> [INSTRUCTIONS TO FOLLOW]
Find and copy every line in the records that includes the string "With".

> [DATA FOR THE TASK]
○ ○ ○ ○
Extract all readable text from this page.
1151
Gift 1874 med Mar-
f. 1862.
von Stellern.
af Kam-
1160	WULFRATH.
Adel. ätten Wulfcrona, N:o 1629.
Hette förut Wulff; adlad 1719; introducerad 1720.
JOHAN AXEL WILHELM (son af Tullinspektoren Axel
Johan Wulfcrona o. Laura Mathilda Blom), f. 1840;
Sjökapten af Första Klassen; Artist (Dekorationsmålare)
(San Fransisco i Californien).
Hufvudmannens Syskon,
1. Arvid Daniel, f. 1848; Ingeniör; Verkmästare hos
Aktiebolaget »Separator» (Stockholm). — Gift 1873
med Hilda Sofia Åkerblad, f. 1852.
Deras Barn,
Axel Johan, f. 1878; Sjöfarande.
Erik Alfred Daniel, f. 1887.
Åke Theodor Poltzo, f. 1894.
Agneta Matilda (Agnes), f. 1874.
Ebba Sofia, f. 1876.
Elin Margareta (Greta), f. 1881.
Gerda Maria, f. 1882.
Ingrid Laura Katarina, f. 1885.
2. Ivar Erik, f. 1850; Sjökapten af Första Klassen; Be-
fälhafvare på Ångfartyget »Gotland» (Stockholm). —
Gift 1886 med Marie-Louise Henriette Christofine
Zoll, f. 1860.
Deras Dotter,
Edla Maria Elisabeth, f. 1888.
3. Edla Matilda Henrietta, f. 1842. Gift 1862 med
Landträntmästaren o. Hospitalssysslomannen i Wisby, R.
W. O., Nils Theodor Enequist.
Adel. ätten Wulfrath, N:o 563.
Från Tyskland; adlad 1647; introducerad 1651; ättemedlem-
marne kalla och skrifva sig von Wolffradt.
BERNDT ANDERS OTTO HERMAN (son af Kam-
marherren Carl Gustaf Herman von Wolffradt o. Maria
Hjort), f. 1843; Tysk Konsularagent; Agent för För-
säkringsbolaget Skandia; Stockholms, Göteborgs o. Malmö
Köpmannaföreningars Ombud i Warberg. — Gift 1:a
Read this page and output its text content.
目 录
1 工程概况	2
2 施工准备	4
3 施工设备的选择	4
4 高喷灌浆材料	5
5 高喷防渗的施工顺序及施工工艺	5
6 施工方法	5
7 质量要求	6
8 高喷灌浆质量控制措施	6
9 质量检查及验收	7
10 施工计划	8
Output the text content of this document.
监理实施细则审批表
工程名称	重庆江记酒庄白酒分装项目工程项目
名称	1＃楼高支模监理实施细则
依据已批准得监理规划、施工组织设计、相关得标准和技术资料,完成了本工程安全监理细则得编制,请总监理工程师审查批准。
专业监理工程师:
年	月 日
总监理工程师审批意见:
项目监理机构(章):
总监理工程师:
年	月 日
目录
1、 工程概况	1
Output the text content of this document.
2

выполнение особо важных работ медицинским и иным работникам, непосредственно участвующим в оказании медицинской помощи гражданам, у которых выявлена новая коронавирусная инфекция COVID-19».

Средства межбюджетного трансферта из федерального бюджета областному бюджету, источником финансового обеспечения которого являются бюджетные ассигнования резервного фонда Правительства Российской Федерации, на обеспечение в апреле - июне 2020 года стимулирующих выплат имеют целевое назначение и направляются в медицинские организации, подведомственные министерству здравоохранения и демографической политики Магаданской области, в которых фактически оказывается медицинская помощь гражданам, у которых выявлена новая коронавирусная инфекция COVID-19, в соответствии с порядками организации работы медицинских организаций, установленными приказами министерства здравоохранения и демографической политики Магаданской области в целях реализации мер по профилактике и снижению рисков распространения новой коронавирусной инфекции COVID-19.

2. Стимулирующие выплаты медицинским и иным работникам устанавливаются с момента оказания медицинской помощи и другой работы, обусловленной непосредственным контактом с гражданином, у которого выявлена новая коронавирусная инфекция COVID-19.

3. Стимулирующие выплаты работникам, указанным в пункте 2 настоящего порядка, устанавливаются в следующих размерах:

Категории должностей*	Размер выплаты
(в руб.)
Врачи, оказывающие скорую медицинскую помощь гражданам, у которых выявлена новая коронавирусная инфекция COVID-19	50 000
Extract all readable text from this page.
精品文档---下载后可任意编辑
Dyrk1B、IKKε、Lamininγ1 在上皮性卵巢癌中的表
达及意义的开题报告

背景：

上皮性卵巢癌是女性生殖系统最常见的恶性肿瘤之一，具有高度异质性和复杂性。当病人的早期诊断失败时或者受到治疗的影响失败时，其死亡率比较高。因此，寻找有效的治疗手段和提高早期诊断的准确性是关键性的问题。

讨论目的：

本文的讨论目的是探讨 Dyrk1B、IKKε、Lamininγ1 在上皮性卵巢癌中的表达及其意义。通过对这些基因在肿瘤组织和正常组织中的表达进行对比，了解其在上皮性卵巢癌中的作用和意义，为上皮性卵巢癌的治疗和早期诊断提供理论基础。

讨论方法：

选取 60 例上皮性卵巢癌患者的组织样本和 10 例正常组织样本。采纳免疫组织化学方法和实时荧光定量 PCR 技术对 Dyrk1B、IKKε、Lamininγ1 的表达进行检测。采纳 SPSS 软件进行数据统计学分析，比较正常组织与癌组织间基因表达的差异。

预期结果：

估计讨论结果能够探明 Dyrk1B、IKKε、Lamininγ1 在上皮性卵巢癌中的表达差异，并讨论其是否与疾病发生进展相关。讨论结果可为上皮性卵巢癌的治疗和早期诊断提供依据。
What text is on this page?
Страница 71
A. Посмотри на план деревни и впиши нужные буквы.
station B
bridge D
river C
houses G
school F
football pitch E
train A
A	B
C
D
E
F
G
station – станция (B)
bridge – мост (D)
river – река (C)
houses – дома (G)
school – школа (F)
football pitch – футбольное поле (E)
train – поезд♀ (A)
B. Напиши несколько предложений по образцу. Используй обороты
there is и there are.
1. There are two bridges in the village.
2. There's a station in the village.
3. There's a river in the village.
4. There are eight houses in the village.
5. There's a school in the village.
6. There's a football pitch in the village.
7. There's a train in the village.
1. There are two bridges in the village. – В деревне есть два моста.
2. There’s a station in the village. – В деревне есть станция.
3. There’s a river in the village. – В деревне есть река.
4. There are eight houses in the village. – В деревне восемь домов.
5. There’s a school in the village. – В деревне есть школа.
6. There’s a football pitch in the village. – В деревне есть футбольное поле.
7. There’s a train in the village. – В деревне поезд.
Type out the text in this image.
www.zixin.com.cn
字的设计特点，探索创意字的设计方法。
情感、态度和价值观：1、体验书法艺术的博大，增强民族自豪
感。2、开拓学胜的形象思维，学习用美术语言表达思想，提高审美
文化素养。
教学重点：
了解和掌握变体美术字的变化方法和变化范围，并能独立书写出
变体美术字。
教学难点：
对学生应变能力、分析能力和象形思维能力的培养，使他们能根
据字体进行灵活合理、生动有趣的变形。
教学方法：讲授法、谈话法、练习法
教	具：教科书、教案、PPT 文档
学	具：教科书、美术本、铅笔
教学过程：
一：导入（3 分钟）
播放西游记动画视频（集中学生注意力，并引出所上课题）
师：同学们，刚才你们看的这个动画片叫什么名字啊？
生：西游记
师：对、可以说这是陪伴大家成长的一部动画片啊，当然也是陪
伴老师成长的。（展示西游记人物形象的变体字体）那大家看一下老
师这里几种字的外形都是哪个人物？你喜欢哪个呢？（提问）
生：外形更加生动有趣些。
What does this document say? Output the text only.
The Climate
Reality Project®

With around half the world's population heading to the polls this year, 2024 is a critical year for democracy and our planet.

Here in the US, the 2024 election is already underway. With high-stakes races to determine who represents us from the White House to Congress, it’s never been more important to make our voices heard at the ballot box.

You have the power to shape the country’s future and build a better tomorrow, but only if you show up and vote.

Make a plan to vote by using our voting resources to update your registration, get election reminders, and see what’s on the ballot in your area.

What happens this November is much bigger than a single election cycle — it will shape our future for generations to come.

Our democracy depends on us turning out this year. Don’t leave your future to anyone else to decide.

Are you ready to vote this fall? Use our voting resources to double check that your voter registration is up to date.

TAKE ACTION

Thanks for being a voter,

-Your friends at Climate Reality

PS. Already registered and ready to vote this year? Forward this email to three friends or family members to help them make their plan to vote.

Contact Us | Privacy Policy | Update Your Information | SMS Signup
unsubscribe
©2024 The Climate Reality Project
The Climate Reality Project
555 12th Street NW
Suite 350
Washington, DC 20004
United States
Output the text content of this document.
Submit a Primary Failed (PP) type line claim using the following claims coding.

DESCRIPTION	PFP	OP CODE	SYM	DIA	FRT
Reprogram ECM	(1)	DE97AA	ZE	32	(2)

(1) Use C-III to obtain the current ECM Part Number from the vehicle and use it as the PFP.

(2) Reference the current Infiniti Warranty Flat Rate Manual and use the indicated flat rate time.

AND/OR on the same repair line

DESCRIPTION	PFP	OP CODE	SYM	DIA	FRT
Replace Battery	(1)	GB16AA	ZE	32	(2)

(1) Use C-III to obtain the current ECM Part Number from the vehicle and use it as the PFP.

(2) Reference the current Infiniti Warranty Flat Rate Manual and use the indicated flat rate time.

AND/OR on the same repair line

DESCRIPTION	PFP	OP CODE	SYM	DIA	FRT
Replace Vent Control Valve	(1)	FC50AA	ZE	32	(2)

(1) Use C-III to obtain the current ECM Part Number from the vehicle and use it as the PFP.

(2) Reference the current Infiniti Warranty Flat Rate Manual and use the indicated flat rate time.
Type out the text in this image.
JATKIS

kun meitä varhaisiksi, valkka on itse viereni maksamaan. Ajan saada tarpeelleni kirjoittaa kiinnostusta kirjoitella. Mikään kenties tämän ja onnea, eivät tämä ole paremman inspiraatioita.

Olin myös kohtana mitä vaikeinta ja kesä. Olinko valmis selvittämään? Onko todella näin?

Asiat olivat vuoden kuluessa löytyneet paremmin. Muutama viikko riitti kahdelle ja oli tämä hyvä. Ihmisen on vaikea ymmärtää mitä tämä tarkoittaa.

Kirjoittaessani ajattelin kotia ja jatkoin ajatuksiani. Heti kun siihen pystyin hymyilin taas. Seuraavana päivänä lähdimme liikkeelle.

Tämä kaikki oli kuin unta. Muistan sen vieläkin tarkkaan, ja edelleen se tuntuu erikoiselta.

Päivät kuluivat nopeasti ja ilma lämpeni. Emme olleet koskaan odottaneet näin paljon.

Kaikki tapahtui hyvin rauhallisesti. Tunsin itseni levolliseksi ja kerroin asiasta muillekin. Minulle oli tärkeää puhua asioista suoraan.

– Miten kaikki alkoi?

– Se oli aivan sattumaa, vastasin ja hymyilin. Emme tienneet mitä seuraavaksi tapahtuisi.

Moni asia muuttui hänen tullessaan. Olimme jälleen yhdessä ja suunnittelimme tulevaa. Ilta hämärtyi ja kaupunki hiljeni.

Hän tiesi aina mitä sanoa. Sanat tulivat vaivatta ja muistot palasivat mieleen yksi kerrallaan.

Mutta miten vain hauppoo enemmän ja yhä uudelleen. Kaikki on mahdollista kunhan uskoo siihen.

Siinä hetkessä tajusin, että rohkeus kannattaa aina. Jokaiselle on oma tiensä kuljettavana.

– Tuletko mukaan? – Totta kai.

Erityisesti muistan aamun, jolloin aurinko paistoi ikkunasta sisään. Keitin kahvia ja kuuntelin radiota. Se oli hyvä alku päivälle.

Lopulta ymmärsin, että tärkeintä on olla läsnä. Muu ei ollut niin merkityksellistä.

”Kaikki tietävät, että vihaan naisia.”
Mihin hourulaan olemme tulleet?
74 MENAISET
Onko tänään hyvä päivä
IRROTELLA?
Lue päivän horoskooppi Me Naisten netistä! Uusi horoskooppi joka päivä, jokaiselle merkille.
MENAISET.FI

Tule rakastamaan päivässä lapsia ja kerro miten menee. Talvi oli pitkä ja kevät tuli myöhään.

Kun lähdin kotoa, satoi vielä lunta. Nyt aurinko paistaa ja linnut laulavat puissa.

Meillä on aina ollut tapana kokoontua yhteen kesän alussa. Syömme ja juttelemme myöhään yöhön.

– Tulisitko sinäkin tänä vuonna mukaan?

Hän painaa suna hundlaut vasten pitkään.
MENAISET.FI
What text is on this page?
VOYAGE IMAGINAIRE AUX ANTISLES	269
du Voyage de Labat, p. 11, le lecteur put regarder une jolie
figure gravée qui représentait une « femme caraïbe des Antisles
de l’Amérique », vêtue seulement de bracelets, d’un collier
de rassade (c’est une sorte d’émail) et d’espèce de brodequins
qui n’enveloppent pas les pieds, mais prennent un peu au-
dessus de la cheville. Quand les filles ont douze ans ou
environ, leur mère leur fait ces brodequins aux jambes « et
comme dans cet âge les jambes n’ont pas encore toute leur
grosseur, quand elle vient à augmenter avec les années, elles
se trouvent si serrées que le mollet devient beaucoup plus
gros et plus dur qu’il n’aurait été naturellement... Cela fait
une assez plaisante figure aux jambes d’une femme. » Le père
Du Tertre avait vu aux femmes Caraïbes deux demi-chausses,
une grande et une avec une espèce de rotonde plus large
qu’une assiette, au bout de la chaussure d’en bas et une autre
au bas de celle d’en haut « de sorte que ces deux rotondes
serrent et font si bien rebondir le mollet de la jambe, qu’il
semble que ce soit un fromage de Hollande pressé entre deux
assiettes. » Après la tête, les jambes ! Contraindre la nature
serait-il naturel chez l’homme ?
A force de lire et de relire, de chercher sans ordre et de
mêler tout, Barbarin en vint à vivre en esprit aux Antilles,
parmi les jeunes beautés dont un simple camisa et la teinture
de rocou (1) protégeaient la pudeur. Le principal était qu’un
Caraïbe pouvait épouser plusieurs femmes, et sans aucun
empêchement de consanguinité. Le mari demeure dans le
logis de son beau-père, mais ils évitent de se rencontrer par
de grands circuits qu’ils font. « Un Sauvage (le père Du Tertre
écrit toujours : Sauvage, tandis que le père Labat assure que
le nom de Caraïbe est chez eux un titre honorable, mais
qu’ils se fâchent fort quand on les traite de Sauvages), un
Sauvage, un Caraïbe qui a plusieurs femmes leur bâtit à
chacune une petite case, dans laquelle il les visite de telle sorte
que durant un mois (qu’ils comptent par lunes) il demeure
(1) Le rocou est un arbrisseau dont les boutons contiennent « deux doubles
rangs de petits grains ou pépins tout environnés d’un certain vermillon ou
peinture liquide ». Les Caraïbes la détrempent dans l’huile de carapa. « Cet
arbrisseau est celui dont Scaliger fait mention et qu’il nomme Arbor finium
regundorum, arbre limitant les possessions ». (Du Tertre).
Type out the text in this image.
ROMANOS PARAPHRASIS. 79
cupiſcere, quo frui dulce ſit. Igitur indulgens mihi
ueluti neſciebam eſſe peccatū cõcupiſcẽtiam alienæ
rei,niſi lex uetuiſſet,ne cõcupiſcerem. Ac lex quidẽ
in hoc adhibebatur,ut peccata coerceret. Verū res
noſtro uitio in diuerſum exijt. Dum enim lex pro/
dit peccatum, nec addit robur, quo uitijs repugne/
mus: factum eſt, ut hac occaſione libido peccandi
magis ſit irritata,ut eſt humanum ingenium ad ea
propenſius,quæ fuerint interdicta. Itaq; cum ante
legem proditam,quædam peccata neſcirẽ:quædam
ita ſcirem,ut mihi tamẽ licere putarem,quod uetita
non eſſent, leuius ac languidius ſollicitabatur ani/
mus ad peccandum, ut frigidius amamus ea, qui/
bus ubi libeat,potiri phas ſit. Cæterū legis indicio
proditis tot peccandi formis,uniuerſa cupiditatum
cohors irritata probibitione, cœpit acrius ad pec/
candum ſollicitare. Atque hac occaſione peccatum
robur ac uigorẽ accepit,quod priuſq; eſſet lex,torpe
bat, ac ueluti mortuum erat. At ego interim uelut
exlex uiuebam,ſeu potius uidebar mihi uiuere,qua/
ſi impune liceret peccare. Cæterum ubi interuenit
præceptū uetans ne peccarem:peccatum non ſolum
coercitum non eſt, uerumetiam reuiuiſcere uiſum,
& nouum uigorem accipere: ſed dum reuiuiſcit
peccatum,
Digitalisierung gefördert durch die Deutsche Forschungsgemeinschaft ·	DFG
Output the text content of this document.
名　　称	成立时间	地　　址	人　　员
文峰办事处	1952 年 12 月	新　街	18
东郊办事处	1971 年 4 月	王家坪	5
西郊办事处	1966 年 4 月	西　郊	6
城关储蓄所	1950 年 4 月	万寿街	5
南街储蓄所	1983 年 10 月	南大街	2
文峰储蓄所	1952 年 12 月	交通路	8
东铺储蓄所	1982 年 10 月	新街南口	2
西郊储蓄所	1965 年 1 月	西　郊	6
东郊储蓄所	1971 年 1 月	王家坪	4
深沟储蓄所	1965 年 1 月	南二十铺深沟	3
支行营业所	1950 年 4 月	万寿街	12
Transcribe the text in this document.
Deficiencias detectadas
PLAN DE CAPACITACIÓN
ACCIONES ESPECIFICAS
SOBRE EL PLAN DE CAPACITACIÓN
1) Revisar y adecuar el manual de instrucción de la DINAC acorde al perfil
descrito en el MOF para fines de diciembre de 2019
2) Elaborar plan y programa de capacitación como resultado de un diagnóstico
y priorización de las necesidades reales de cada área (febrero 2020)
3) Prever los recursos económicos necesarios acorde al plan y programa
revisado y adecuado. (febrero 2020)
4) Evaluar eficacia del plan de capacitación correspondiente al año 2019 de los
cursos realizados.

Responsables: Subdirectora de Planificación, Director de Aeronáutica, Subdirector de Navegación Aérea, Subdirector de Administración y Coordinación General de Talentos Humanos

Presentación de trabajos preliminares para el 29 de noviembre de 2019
○ ○ ○ ○
> [RESPONSE TO THE TASK]
With around half the world's population heading to the polls this year, 2024 is a critical year for democracy and our planet.
Here in the US, the 2024 election is already underway. With high-stakes races to determine who represents us from the White House to Congress, it’s never been more important to make our voices heard at the ballot box.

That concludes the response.